Dataset entries

+ + + + + + +

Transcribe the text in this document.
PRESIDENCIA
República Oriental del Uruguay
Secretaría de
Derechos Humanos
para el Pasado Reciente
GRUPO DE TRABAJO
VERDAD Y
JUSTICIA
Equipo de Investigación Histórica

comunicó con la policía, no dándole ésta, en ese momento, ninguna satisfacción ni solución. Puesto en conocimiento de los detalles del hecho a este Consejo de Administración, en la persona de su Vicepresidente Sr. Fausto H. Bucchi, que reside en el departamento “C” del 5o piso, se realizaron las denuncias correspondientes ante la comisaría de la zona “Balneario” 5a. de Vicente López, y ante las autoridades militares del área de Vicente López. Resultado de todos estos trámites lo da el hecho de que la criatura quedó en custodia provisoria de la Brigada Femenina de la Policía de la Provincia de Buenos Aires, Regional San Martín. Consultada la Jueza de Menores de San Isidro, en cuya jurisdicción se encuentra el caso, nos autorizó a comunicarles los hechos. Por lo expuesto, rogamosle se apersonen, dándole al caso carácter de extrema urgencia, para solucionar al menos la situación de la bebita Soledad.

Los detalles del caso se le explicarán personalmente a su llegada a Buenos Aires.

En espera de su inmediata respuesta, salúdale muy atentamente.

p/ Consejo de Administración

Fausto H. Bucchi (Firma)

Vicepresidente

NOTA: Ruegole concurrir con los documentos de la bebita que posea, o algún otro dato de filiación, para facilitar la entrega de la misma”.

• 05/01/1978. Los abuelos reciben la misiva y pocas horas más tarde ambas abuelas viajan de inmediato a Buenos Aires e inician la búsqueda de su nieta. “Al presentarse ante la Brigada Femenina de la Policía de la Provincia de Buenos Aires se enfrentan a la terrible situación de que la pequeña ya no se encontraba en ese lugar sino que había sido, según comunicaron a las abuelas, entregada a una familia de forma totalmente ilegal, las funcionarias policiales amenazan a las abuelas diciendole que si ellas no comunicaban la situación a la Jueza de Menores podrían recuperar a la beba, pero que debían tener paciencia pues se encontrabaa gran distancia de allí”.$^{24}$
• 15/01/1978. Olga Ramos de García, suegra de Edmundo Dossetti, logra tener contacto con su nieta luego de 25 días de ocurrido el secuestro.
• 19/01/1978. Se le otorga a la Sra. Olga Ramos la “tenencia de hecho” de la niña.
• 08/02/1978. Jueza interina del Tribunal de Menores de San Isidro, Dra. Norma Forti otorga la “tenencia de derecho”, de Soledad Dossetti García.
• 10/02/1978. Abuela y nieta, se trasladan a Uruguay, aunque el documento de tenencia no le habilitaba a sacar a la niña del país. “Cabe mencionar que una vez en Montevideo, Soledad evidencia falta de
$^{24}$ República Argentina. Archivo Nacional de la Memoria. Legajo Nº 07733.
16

+ + + + + + +

◆ INSTRUCTION ◆
Write out every line of the listing that holds the word "Bucchi".

◆ ANSWER BELOW ◆
comunicó con la policía, no dándole ésta, en ese momento, ninguna satisfacción ni solución. Puesto en conocimiento de los detalles del hecho a este Consejo de Administración, en la persona de su Vicepresidente Sr. Fausto H. Bucchi, que reside en el departamento “C” del 5o piso, se realizaron las denuncias correspondientes ante la comisaría de la zona “Balneario” 5a. de Vicente López, y ante las autoridades militares del área de Vicente López. Resultado de todos estos trámites lo da el hecho de que la criatura quedó en custodia provisoria de la Brigada Femenina de la Policía de la Provincia de Buenos Aires, Regional San Martín. Consultada la Jueza de Menores de San Isidro, en cuya jurisdicción se encuentra el caso, nos autorizó a comunicarles los hechos. Por lo expuesto, rogamosle se apersonen, dándole al caso carácter de extrema urgencia, para solucionar al menos la situación de la bebita Soledad.
Fausto H. Bucchi (Firma)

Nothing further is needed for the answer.